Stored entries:
************

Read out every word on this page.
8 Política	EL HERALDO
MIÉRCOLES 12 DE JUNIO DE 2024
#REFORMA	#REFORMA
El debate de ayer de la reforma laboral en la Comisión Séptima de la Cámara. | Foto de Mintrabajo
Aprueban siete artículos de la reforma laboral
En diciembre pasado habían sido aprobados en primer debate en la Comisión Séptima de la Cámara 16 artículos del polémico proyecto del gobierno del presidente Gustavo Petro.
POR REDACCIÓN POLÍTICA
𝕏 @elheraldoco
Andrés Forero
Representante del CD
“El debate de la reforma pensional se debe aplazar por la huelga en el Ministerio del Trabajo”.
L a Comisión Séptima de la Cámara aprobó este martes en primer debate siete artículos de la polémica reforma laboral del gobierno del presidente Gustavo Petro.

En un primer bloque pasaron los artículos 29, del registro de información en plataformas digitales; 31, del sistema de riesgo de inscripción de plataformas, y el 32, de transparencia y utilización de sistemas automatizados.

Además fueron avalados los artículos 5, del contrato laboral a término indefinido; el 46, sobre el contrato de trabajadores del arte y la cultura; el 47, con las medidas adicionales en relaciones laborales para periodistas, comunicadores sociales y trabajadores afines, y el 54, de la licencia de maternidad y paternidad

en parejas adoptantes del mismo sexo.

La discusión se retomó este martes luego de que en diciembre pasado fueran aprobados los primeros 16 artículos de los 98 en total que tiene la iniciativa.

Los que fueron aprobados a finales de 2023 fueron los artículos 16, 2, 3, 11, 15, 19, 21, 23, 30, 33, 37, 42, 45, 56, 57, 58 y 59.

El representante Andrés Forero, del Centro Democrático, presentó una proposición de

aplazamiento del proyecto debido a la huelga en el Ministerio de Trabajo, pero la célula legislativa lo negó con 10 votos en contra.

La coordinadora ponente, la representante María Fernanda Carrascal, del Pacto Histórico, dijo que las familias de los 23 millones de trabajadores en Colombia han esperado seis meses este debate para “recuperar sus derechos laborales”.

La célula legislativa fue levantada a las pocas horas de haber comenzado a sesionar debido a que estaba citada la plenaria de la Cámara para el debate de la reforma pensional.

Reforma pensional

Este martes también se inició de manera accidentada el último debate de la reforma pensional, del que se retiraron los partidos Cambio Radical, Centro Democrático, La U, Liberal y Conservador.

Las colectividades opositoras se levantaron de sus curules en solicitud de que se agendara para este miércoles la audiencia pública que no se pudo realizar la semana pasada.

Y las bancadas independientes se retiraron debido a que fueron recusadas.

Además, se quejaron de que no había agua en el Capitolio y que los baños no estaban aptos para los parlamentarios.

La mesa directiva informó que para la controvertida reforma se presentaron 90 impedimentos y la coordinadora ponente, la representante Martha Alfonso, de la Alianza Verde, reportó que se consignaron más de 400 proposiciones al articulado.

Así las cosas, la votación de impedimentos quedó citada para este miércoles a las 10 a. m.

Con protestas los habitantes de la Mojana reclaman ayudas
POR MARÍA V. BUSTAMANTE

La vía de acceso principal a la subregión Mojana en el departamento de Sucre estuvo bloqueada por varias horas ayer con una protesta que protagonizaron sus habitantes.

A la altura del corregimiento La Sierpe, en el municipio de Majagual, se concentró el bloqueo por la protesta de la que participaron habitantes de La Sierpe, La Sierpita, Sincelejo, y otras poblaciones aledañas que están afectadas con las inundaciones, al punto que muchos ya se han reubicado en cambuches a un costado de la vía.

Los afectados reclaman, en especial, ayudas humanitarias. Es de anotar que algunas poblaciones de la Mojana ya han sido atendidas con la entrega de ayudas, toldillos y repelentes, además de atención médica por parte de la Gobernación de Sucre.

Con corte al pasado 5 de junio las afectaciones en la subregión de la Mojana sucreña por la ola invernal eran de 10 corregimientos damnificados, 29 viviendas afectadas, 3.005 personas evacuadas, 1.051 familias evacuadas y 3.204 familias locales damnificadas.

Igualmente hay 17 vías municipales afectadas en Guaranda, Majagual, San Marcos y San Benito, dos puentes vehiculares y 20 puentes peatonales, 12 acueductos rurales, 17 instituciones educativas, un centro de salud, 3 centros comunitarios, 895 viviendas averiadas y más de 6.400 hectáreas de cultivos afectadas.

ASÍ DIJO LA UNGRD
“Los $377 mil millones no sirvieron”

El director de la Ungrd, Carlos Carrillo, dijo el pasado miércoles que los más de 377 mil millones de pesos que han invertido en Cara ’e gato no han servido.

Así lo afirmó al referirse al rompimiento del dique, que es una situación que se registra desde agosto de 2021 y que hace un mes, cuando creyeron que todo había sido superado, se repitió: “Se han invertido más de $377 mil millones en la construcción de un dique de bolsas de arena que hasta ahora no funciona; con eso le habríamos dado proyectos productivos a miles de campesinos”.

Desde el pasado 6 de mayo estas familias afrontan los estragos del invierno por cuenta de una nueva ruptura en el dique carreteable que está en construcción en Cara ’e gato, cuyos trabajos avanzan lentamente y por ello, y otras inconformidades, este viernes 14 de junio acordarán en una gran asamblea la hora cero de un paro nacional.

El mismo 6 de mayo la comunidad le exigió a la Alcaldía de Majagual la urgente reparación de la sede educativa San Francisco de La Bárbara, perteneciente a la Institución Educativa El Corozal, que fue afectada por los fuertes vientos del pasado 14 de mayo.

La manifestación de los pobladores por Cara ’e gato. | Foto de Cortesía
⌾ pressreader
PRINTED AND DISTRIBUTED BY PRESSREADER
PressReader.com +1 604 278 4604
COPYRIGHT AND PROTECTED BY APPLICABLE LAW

************

■ **INSTRUCTIONS TO FOLLOW**
Within the listing, how many lines hold the word "Andrés"? Only the number is to be given.

■ **THE RESPONSE**
2